*GOAL*.
Print every entry exactly as written.
==== DATA FOR THIS EXERCISE
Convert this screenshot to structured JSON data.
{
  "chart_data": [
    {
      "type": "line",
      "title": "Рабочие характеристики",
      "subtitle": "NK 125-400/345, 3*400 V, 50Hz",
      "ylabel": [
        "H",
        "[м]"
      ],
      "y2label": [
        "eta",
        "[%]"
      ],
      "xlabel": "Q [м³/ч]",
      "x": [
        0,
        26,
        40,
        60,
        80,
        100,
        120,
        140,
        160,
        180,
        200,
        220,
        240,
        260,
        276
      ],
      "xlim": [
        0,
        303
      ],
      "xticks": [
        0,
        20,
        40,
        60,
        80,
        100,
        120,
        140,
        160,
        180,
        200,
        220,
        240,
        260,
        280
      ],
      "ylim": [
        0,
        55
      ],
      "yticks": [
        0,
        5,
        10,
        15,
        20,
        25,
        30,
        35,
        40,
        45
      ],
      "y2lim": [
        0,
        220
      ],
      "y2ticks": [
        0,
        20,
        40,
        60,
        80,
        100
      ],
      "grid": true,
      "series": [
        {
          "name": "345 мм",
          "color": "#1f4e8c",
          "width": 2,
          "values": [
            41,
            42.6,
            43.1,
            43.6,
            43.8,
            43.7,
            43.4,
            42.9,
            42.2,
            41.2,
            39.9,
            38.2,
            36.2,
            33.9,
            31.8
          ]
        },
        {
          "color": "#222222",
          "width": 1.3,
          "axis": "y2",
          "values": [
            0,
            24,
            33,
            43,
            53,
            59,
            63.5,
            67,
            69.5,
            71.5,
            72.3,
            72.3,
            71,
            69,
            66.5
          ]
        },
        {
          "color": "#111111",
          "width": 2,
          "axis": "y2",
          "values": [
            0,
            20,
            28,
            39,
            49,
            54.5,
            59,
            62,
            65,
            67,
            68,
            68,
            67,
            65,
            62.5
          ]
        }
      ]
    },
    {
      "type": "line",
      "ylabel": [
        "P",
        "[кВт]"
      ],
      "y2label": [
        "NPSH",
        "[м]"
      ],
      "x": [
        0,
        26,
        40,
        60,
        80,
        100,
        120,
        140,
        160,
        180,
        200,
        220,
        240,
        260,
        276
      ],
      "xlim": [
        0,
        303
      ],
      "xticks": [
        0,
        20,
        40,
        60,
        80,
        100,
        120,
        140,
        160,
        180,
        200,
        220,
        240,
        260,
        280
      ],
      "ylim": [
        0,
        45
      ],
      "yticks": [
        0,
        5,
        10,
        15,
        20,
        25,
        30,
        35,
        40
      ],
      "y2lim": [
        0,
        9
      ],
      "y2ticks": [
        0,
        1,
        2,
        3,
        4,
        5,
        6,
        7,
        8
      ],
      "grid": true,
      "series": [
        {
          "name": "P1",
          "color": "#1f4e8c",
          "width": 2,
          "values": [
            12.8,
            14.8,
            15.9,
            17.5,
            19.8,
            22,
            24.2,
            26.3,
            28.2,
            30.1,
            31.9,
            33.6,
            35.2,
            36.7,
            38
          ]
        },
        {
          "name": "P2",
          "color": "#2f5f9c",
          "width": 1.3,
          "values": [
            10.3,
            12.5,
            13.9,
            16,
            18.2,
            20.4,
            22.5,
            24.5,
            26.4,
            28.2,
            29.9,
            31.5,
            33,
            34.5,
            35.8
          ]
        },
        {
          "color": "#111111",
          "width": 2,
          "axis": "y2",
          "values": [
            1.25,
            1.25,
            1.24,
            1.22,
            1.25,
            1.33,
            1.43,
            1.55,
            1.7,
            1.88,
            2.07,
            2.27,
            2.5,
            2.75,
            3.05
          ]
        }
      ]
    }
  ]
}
========
*THE REPLY*.
Convert this screenshot to structured JSON data.
{
  "chart_data": [
    {
      "type": "line",
      "title": "Рабочие характеристики",
      "subtitle": "NK 125-400/345, 3*400 V, 50Hz",
      "ylabel": [
        "H",
        "[м]"
      ],
      "y2label": [
        "eta",
        "[%]"
      ],
      "xlabel": "Q [м³/ч]",
      "x": [
        0,
        26,
        40,
        60,
        80,
        100,
        120,
        140,
        160,
        180,
        200,
        220,
        240,
        260,
        276
      ],
      "xlim": [
        0,
        303
      ],
      "xticks": [
        0,
        20,
        40,
        60,
        80,
        100,
        120,
        140,
        160,
        180,
        200,
        220,
        240,
        260,
        280
      ],
      "ylim": [
        0,
        55
      ],
      "yticks": [
        0,
        5,
        10,
        15,
        20,
        25,
        30,
        35,
        40,
        45
      ],
      "y2lim": [
        0,
        220
      ],
      "y2ticks": [
        0,
        20,
        40,
        60,
        80,
        100
      ],
      "grid": true,
      "series": [
        {
          "name": "345 мм",
          "color": "#1f4e8c",
          "width": 2,
          "values": [
            41,
            42.6,
            43.1,
            43.6,
            43.8,
            43.7,
            43.4,
            42.9,
            42.2,
            41.2,
            39.9,
            38.2,
            36.2,
            33.9,
            31.8
          ]
        },
        {
          "color": "#222222",
          "width": 1.3,
          "axis": "y2",
          "values": [
            0,
            24,
            33,
            43,
            53,
            59,
            63.5,
            67,
            69.5,
            71.5,
            72.3,
            72.3,
            71,
            69,
            66.5
          ]
        },
        {
          "color": "#111111",
          "width": 2,
          "axis": "y2",
          "values": [
            0,
            20,
            28,
            39,
            49,
            54.5,
            59,
            62,
            65,
            67,
            68,
            68,
            67,
            65,
            62.5
          ]
        }
      ]
    },
    {
      "type": "line",
      "ylabel": [
        "P",
        "[кВт]"
      ],
      "y2label": [
        "NPSH",
        "[м]"
      ],
      "x": [
        0,
        26,
        40,
        60,
        80,
        100,
        120,
        140,
        160,
        180,
        200,
        220,
        240,
        260,
        276
      ],
      "xlim": [
        0,
        303
      ],
      "xticks": [
        0,
        20,
        40,
        60,
        80,
        100,
        120,
        140,
        160,
        180,
        200,
        220,
        240,
        260,
        280
      ],
      "ylim": [
        0,
        45
      ],
      "yticks": [
        0,
        5,
        10,
        15,
        20,
        25,
        30,
        35,
        40
      ],
      "y2lim": [
        0,
        9
      ],
      "y2ticks": [
        0,
        1,
        2,
        3,
        4,
        5,
        6,
        7,
        8
      ],
      "grid": true,
      "series": [
        {
          "name": "P1",
          "color": "#1f4e8c",
          "width": 2,
          "values": [
            12.8,
            14.8,
            15.9,
            17.5,
            19.8,
            22,
            24.2,
            26.3,
            28.2,
            30.1,
            31.9,
            33.6,
            35.2,
            36.7,
            38
          ]
        },
        {
          "name": "P2",
          "color": "#2f5f9c",
          "width": 1.3,
          "values": [
            10.3,
            12.5,
            13.9,
            16,
            18.2,
            20.4,
            22.5,
            24.5,
            26.4,
            28.2,
            29.9,
            31.5,
            33,
            34.5,
            35.8
          ]
        },
        {
          "color": "#111111",
          "width": 2,
          "axis": "y2",
          "values": [
            1.25,
            1.25,
            1.24,
            1.22,
            1.25,
            1.33,
            1.43,
            1.55,
            1.7,
            1.88,
            2.07,
            2.27,
            2.5,
            2.75,
            3.05
          ]
        }
      ]
    }
  ]
}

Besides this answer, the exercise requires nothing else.